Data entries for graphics
------------------------------------------------------------

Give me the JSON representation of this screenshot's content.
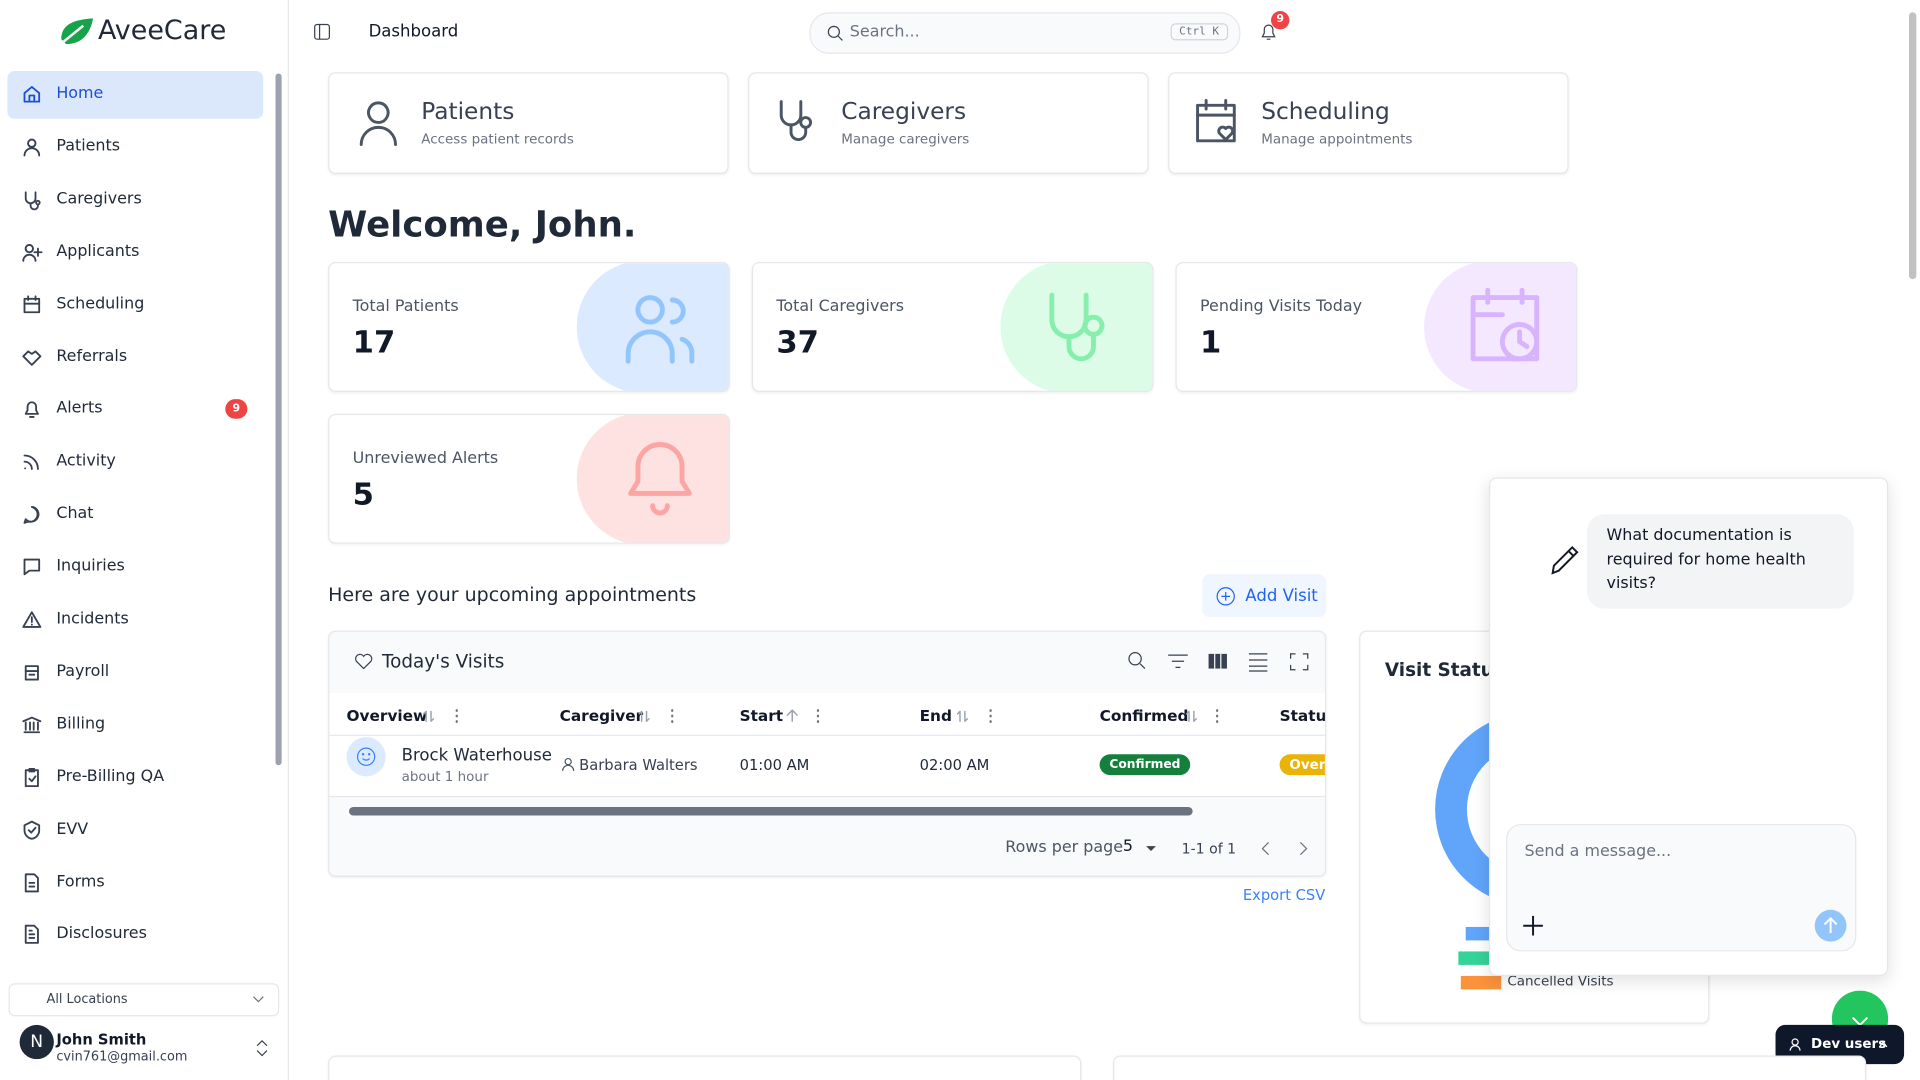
{
  "brand": "AveeCare",
  "header": {
    "page": "Dashboard",
    "search_placeholder": "Search...",
    "shortcut": "Ctrl K",
    "notification_count": 9
  },
  "nav": [
    {
      "label": "Home"
    },
    {
      "label": "Patients"
    },
    {
      "label": "Caregivers"
    },
    {
      "label": "Applicants"
    },
    {
      "label": "Scheduling"
    },
    {
      "label": "Referrals"
    },
    {
      "label": "Alerts",
      "badge": 9
    },
    {
      "label": "Activity"
    },
    {
      "label": "Chat"
    },
    {
      "label": "Inquiries"
    },
    {
      "label": "Incidents"
    },
    {
      "label": "Payroll"
    },
    {
      "label": "Billing"
    },
    {
      "label": "Pre-Billing QA"
    },
    {
      "label": "EVV"
    },
    {
      "label": "Forms"
    },
    {
      "label": "Disclosures"
    }
  ],
  "location": "All Locations",
  "user": {
    "initial": "N",
    "name": "John Smith",
    "email": "cvin761@gmail.com"
  },
  "quick_links": [
    {
      "title": "Patients",
      "subtitle": "Access patient records"
    },
    {
      "title": "Caregivers",
      "subtitle": "Manage caregivers"
    },
    {
      "title": "Scheduling",
      "subtitle": "Manage appointments"
    }
  ],
  "welcome": "Welcome, John.",
  "stats": [
    {
      "label": "Total Patients",
      "value": 17
    },
    {
      "label": "Total Caregivers",
      "value": 37
    },
    {
      "label": "Pending Visits Today",
      "value": 1
    },
    {
      "label": "Unreviewed Alerts",
      "value": 5
    }
  ],
  "appointments": {
    "heading": "Here are your upcoming appointments",
    "add_button": "Add Visit",
    "table_title": "Today's Visits",
    "columns": [
      "Overview",
      "Caregiver",
      "Start",
      "End",
      "Confirmed",
      "Status"
    ],
    "rows": [
      {
        "patient": "Brock Waterhouse",
        "ago": "about 1 hour",
        "caregiver": "Barbara Walters",
        "start": "01:00 AM",
        "end": "02:00 AM",
        "confirmed": "Confirmed",
        "status": "Over"
      }
    ],
    "rows_per_page_label": "Rows per page",
    "rows_per_page": 5,
    "range": "1-1 of 1",
    "export": "Export CSV"
  },
  "visit_status": {
    "title": "Visit Status",
    "legend": [
      "Cancelled Visits"
    ]
  },
  "chat": {
    "message": "What documentation is required for home health visits?",
    "input_placeholder": "Send a message..."
  },
  "dev_button": "Dev users"
}
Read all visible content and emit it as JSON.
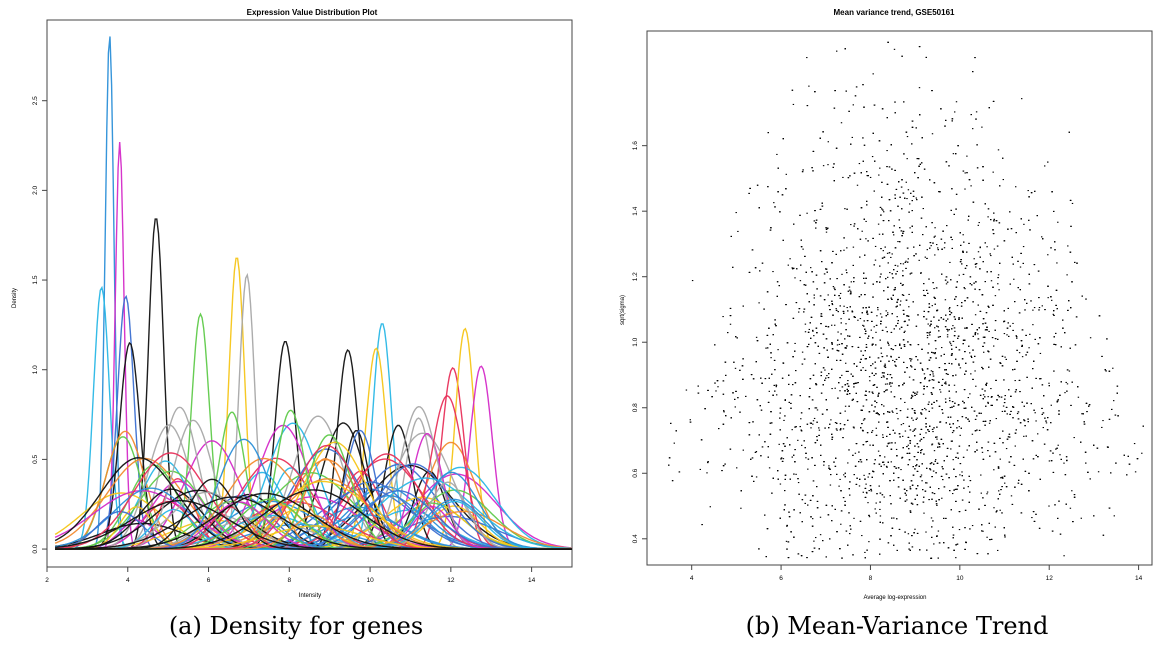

------------------------------------------------------------

◆ What to work on: Your answer should consist of each line of the data above in which the word "Today" occurs.

◆ Exercise output:
      "label": "Pending Visits Today",
    "table_title": "Today's Visits",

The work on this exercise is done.